* _Goal of the exercise_
Scan the data for "Korda" and copy the lines it appears in.

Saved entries
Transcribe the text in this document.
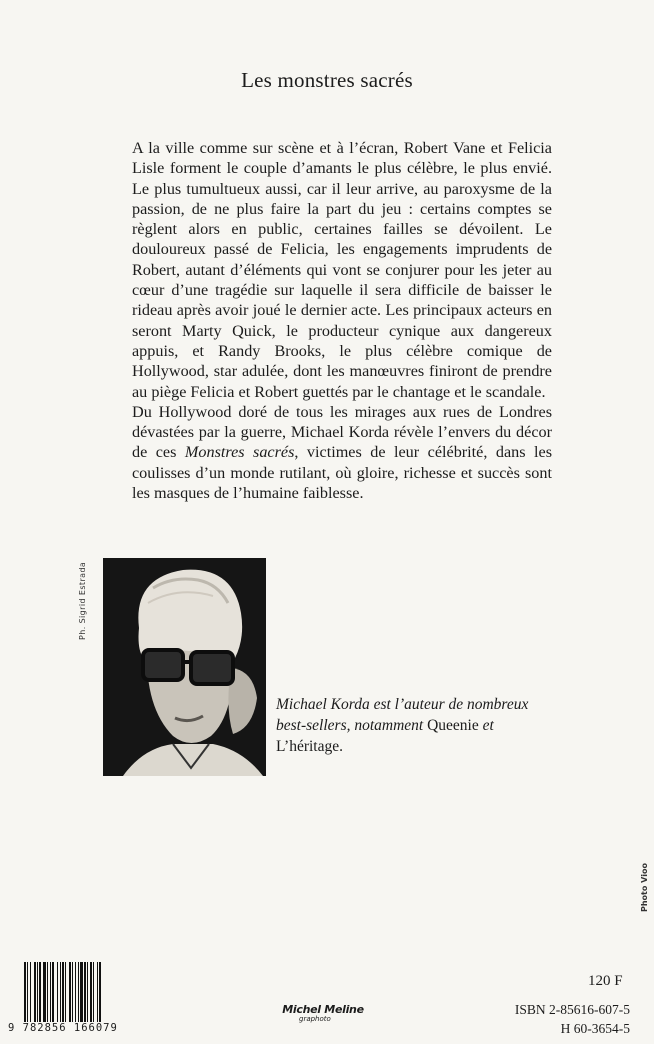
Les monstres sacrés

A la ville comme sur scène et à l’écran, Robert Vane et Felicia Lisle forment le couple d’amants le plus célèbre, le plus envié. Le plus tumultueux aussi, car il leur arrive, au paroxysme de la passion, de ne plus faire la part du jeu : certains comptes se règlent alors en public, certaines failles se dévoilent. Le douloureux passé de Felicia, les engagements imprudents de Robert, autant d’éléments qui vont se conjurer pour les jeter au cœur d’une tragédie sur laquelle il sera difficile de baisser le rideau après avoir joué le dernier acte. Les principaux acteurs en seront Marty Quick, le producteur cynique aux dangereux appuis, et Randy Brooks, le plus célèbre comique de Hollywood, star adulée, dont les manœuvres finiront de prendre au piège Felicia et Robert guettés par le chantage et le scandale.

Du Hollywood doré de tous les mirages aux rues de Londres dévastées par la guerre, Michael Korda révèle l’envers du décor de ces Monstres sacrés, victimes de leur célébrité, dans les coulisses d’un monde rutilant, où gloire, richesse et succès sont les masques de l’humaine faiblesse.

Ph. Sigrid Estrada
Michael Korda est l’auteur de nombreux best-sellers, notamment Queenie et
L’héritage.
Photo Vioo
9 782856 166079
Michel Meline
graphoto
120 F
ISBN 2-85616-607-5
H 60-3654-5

* * *

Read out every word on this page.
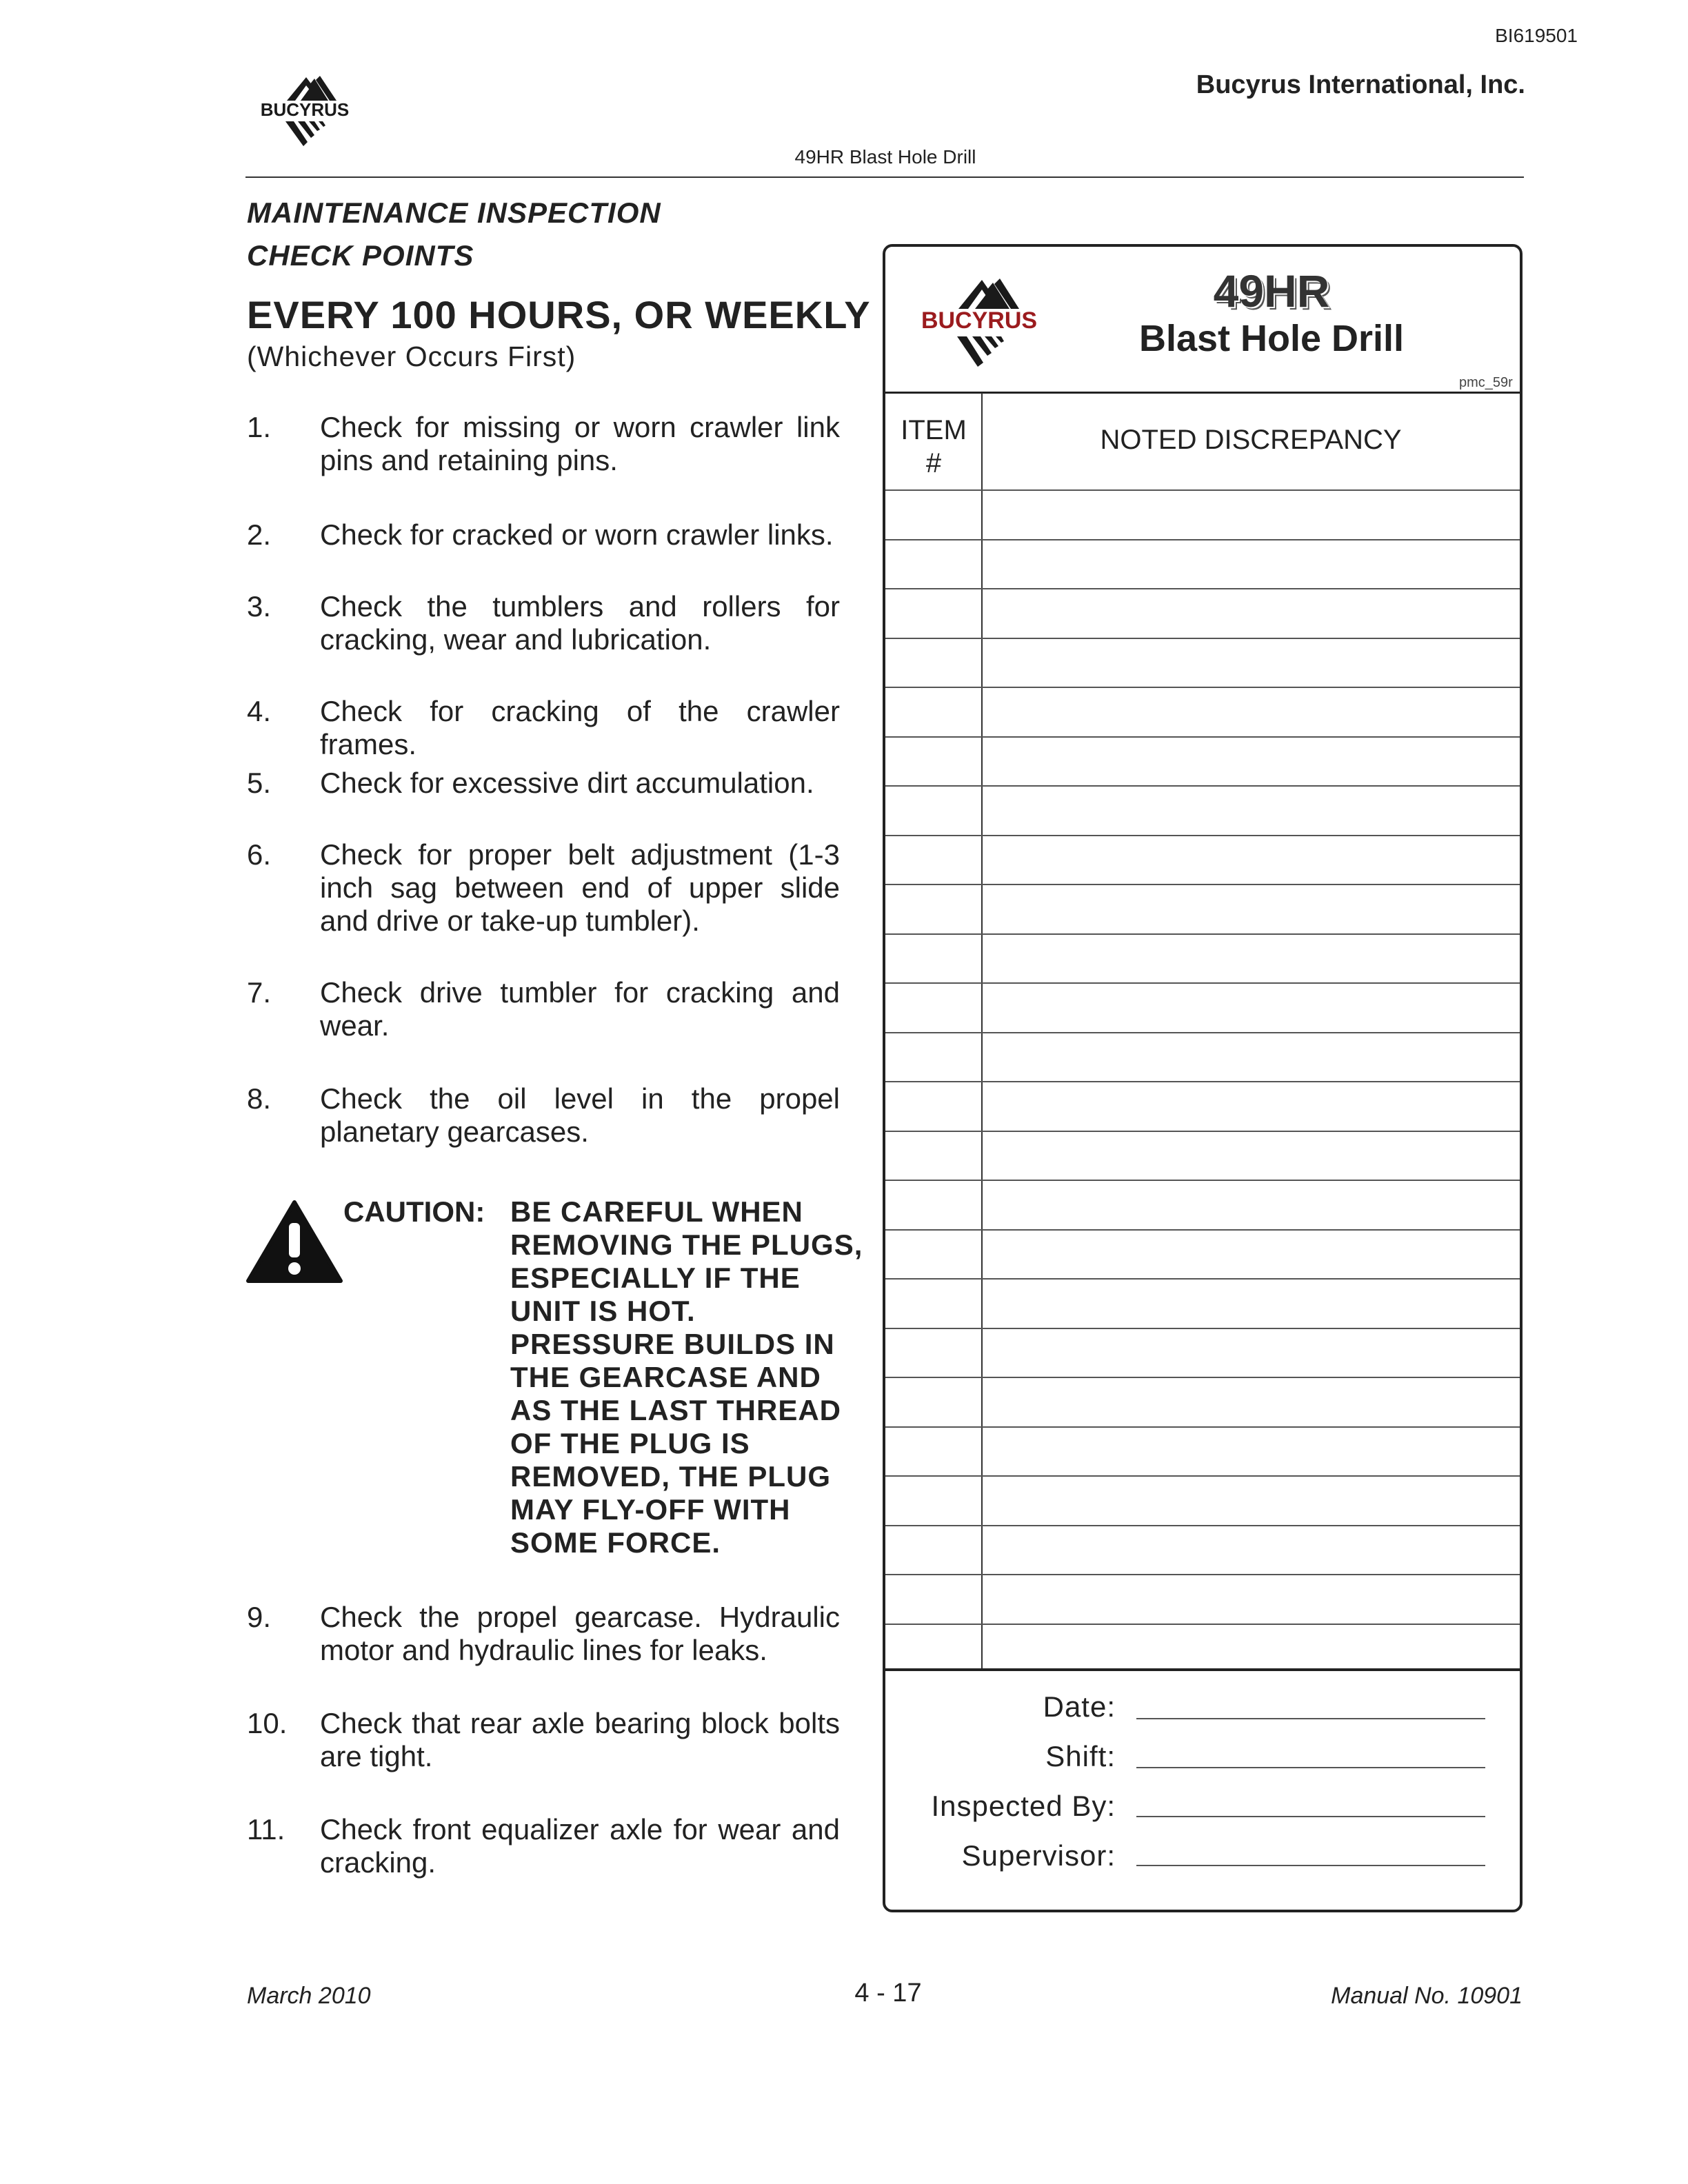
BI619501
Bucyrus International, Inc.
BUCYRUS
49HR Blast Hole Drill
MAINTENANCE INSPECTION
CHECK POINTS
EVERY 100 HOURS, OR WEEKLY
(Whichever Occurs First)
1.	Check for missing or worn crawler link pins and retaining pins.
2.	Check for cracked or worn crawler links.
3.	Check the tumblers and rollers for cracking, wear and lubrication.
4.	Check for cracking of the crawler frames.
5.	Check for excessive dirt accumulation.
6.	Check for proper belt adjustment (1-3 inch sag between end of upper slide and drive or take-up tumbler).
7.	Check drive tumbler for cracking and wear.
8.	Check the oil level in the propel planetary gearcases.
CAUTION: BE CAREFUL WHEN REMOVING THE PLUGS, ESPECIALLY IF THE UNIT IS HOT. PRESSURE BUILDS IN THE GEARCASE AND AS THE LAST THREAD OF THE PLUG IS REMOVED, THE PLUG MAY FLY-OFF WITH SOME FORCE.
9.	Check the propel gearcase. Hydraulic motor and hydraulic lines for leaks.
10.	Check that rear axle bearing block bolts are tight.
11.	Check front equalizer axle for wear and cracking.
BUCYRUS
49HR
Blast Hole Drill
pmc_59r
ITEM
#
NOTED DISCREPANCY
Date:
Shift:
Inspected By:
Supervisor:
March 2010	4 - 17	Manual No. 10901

* _Solution to this task_
Du Hollywood doré de tous les mirages aux rues de Londres dévastées par la guerre, Michael Korda révèle l’envers du décor de ces Monstres sacrés, victimes de leur célébrité, dans les coulisses d’un monde rutilant, où gloire, richesse et succès sont les masques de l’humaine faiblesse.
Michael Korda est l’auteur de nombreux best-sellers, notamment Queenie et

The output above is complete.